**TASK INSTRUCTIONS**
Each record that follows should be repeated exactly, minus any images.

Stored records
◆ ◆ ◆ ◆
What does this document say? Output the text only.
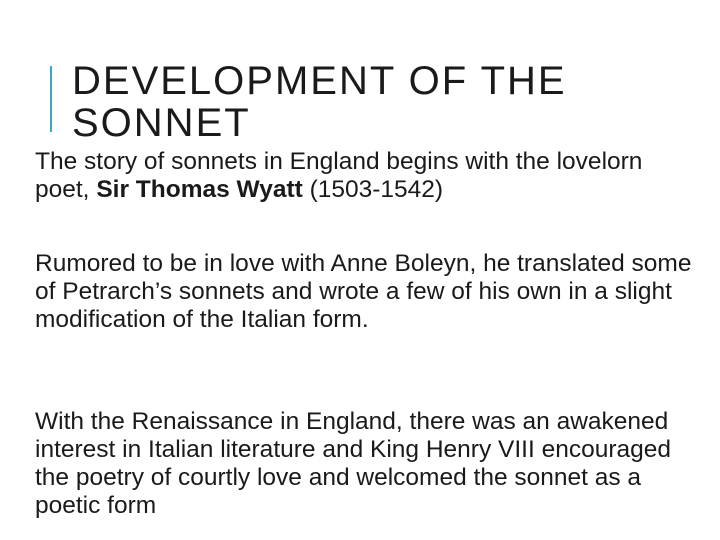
DEVELOPMENT OF THE
SONNET

The story of sonnets in England begins with the lovelorn poet, Sir Thomas Wyatt (1503-1542)

Rumored to be in love with Anne Boleyn, he translated some of Petrarch’s sonnets and wrote a few of his own in a slight modification of the Italian form.

With the Renaissance in England, there was an awakened interest in Italian literature and King Henry VIII encouraged the poetry of courtly love and welcomed the sonnet as a poetic form
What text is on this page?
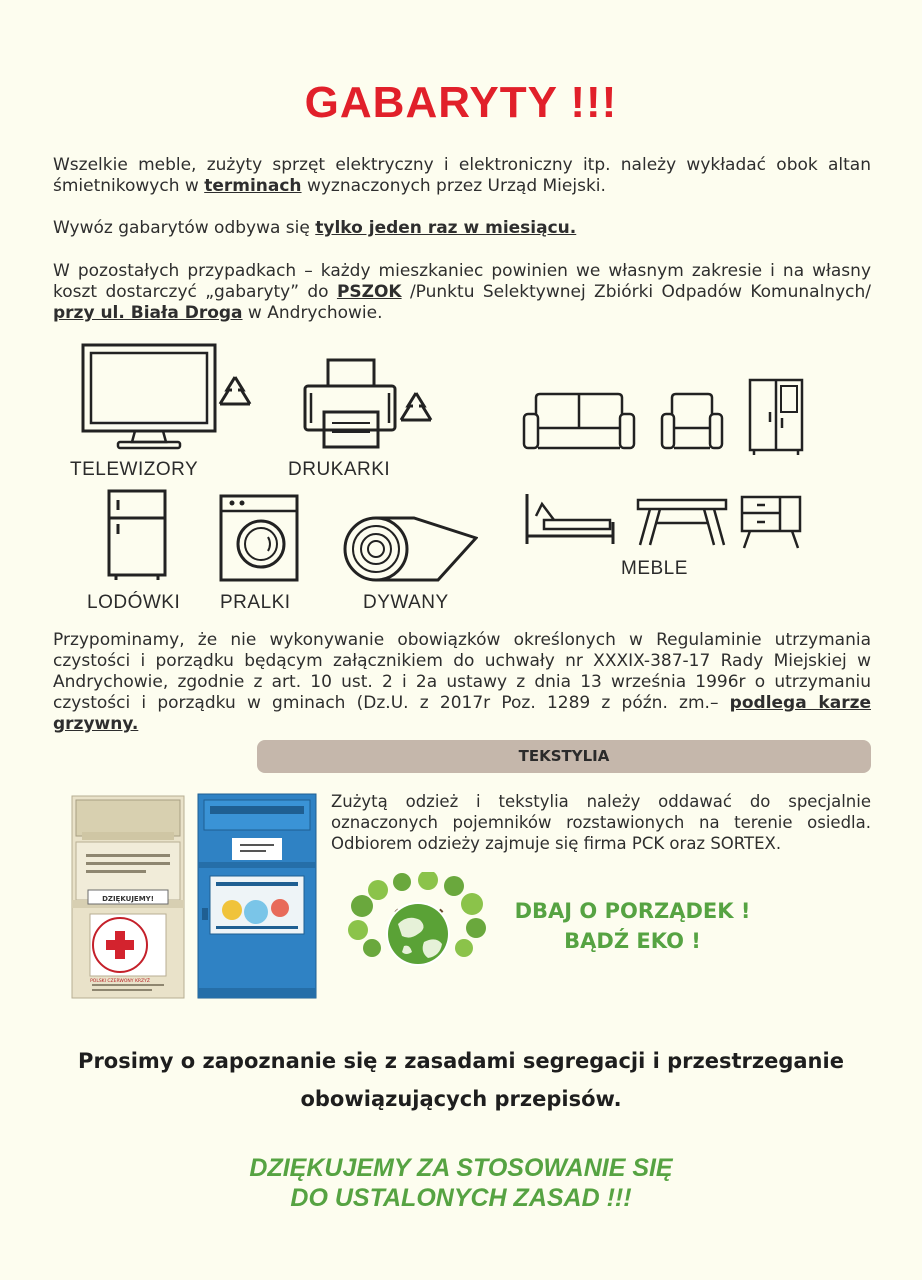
GABARYTY !!!
Wszelkie meble, zużyty sprzęt elektryczny i elektroniczny itp. należy wykładać obok altan śmietnikowych w terminach wyznaczonych przez Urząd Miejski.
Wywóz gabarytów odbywa się tylko jeden raz w miesiącu.
W pozostałych przypadkach – każdy mieszkaniec powinien we własnym zakresie i na własny koszt dostarczyć „gabaryty” do PSZOK /Punktu Selektywnej Zbiórki Odpadów Komunalnych/ przy ul. Biała Droga w Andrychowie.
TELEWIZORY	DRUKARKI
LODÓWKI PRALKI	DYWANY
MEBLE
Przypominamy, że nie wykonywanie obowiązków określonych w Regulaminie utrzymania czystości i porządku będącym załącznikiem do uchwały nr XXXIX-387-17 Rady Miejskiej w Andrychowie, zgodnie z art. 10 ust. 2 i 2a ustawy z dnia 13 września 1996r o utrzymaniu czystości i porządku w gminach (Dz.U. z 2017r Poz. 1289 z późn. zm.– podlega karze grzywny.
TEKSTYLIA
DZIĘKUJEMY!
POLSKI CZERWONY KRZYŻ
Zużytą odzież i tekstylia należy oddawać do specjalnie oznaczonych pojemników rozstawionych na terenie osiedla. Odbiorem odzieży zajmuje się firma PCK oraz SORTEX.
DBAJ O PORZĄDEK !
BĄDŹ EKO !
Prosimy o zapoznanie się z zasadami segregacji i przestrzeganie
obowiązujących przepisów.
DZIĘKUJEMY ZA STOSOWANIE SIĘ
DO USTALONYCH ZASAD !!!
◆ ◆ ◆ ◆
**SOLUTION TO THIS PROBLEM**
What does this document say? Output the text only.
DEVELOPMENT OF THE
SONNET

The story of sonnets in England begins with the lovelorn poet, Sir Thomas Wyatt (1503-1542)

Rumored to be in love with Anne Boleyn, he translated some of Petrarch’s sonnets and wrote a few of his own in a slight modification of the Italian form.

With the Renaissance in England, there was an awakened interest in Italian literature and King Henry VIII encouraged the poetry of courtly love and welcomed the sonnet as a poetic form
What text is on this page?
GABARYTY !!!
Wszelkie meble, zużyty sprzęt elektryczny i elektroniczny itp. należy wykładać obok altan śmietnikowych w terminach wyznaczonych przez Urząd Miejski.
Wywóz gabarytów odbywa się tylko jeden raz w miesiącu.
W pozostałych przypadkach – każdy mieszkaniec powinien we własnym zakresie i na własny koszt dostarczyć „gabaryty” do PSZOK /Punktu Selektywnej Zbiórki Odpadów Komunalnych/ przy ul. Biała Droga w Andrychowie.
TELEWIZORY	DRUKARKI
LODÓWKI PRALKI	DYWANY
MEBLE
Przypominamy, że nie wykonywanie obowiązków określonych w Regulaminie utrzymania czystości i porządku będącym załącznikiem do uchwały nr XXXIX-387-17 Rady Miejskiej w Andrychowie, zgodnie z art. 10 ust. 2 i 2a ustawy z dnia 13 września 1996r o utrzymaniu czystości i porządku w gminach (Dz.U. z 2017r Poz. 1289 z późn. zm.– podlega karze grzywny.
TEKSTYLIA
DZIĘKUJEMY!
POLSKI CZERWONY KRZYŻ
Zużytą odzież i tekstylia należy oddawać do specjalnie oznaczonych pojemników rozstawionych na terenie osiedla. Odbiorem odzieży zajmuje się firma PCK oraz SORTEX.
DBAJ O PORZĄDEK !
BĄDŹ EKO !
Prosimy o zapoznanie się z zasadami segregacji i przestrzeganie
obowiązujących przepisów.
DZIĘKUJEMY ZA STOSOWANIE SIĘ
DO USTALONYCH ZASAD !!!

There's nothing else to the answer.